### INPUT DATA

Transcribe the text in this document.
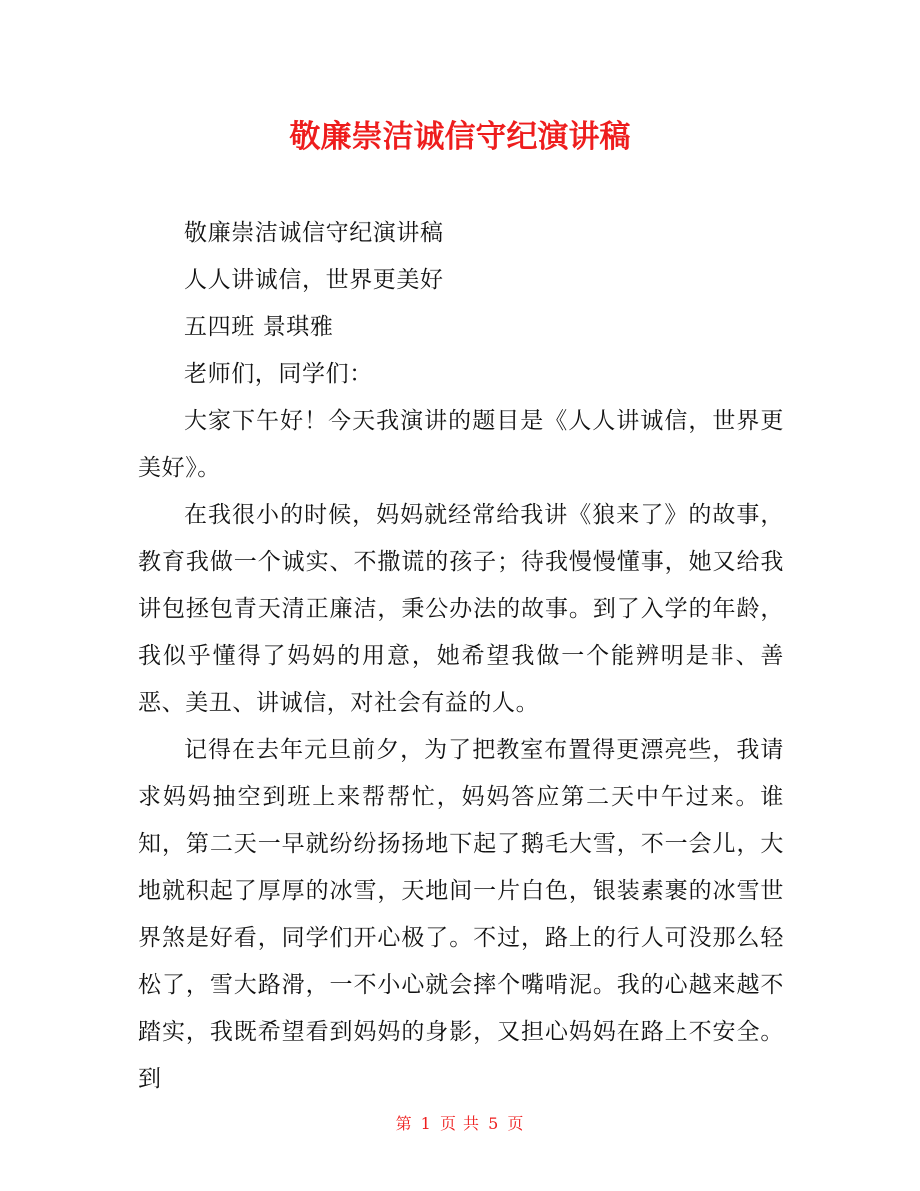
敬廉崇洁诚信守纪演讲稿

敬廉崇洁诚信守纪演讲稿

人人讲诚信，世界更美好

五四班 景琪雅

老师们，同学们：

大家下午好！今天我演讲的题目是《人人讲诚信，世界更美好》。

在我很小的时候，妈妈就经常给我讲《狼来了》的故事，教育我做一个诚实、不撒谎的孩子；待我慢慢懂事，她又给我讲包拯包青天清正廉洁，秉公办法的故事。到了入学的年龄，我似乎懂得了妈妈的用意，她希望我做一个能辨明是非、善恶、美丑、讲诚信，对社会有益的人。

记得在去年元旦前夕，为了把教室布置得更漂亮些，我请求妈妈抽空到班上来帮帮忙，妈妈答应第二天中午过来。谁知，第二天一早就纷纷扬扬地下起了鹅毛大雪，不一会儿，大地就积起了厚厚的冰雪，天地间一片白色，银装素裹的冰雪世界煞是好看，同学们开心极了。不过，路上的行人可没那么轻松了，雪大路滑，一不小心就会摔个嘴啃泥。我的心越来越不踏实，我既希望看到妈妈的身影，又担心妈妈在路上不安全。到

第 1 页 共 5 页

==

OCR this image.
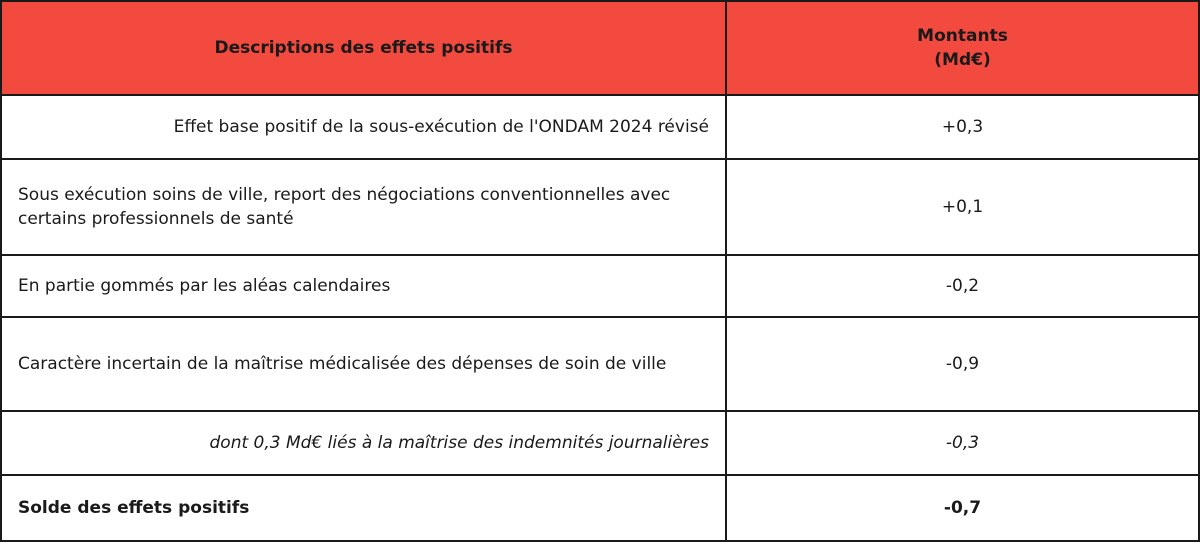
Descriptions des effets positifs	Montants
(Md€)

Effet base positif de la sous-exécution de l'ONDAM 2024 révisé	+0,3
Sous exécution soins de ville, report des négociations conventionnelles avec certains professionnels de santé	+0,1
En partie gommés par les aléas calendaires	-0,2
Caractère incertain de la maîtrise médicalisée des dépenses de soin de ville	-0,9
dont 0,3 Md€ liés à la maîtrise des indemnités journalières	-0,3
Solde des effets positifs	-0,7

### AIM OF THE TASK
Filter the records for lines holding the string "ville". Copy each one.

### WORKED SOLUTION
Sous exécution soins de ville, report des négociations conventionnelles avec certains professionnels de santé	+0,1
Caractère incertain de la maîtrise médicalisée des dépenses de soin de ville	-0,9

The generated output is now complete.